Prompt ::
Can you transcribe every entry word for word, skipping the images?

Recorded data ::

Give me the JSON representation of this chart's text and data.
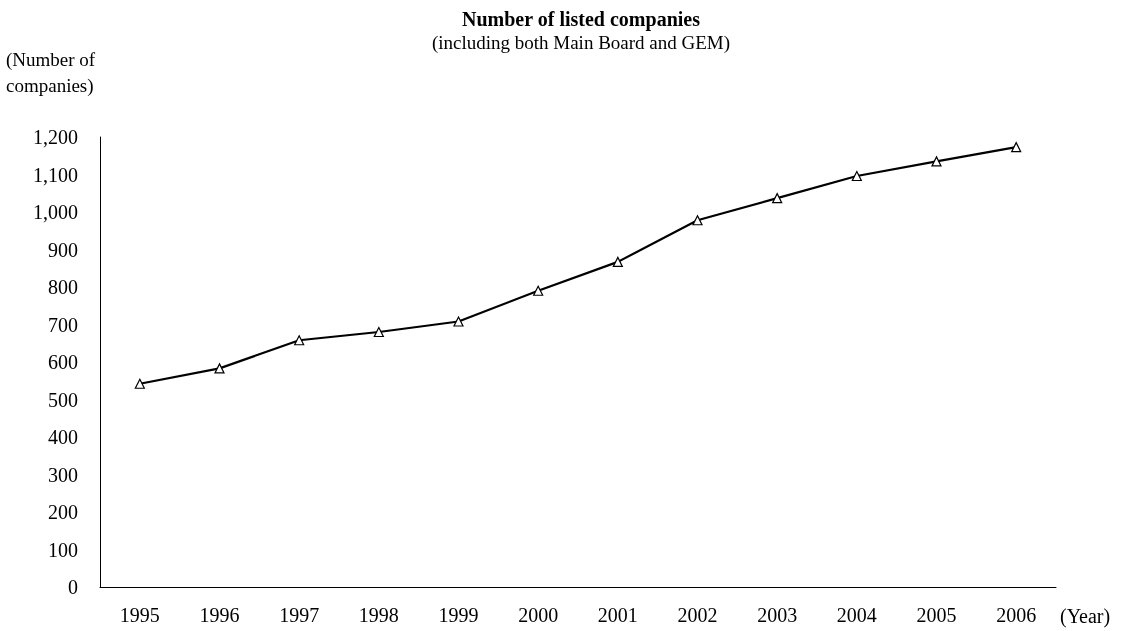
{
  "chart_data": {
    "type": "line",
    "title": "Number of listed companies",
    "subtitle": "(including both Main Board and GEM)",
    "ylabel": "(Number of\ncompanies)",
    "xlabel": "(Year)",
    "categories": [
      "1995",
      "1996",
      "1997",
      "1998",
      "1999",
      "2000",
      "2001",
      "2002",
      "2003",
      "2004",
      "2005",
      "2006"
    ],
    "series": [
      {
        "color": "#000000",
        "values": [
          542,
          583,
          658,
          680,
          708,
          790,
          867,
          978,
          1037,
          1096,
          1135,
          1173
        ]
      }
    ],
    "ylim": [
      0,
      1200
    ],
    "yticks": [
      0,
      100,
      200,
      300,
      400,
      500,
      600,
      700,
      800,
      900,
      {
        "value": 1000,
        "label": "1,000"
      },
      {
        "value": 1100,
        "label": "1,100"
      },
      {
        "value": 1200,
        "label": "1,200"
      }
    ],
    "grid": false,
    "marker": "triangle",
    "line_style": "solid"
  }
}
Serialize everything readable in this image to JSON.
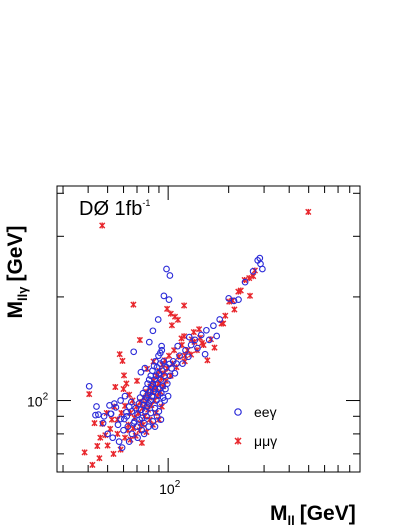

Reply ::
Give me the JSON representation of this chart's text and data.
{
  "chart_data": {
    "type": "line",
    "title": "Number of listed companies",
    "subtitle": "(including both Main Board and GEM)",
    "ylabel": "(Number of\ncompanies)",
    "xlabel": "(Year)",
    "categories": [
      "1995",
      "1996",
      "1997",
      "1998",
      "1999",
      "2000",
      "2001",
      "2002",
      "2003",
      "2004",
      "2005",
      "2006"
    ],
    "series": [
      {
        "color": "#000000",
        "values": [
          542,
          583,
          658,
          680,
          708,
          790,
          867,
          978,
          1037,
          1096,
          1135,
          1173
        ]
      }
    ],
    "ylim": [
      0,
      1200
    ],
    "yticks": [
      0,
      100,
      200,
      300,
      400,
      500,
      600,
      700,
      800,
      900,
      {
        "value": 1000,
        "label": "1,000"
      },
      {
        "value": 1100,
        "label": "1,100"
      },
      {
        "value": 1200,
        "label": "1,200"
      }
    ],
    "grid": false,
    "marker": "triangle",
    "line_style": "solid"
  }
}
Serialize everything readable in this image to JSON.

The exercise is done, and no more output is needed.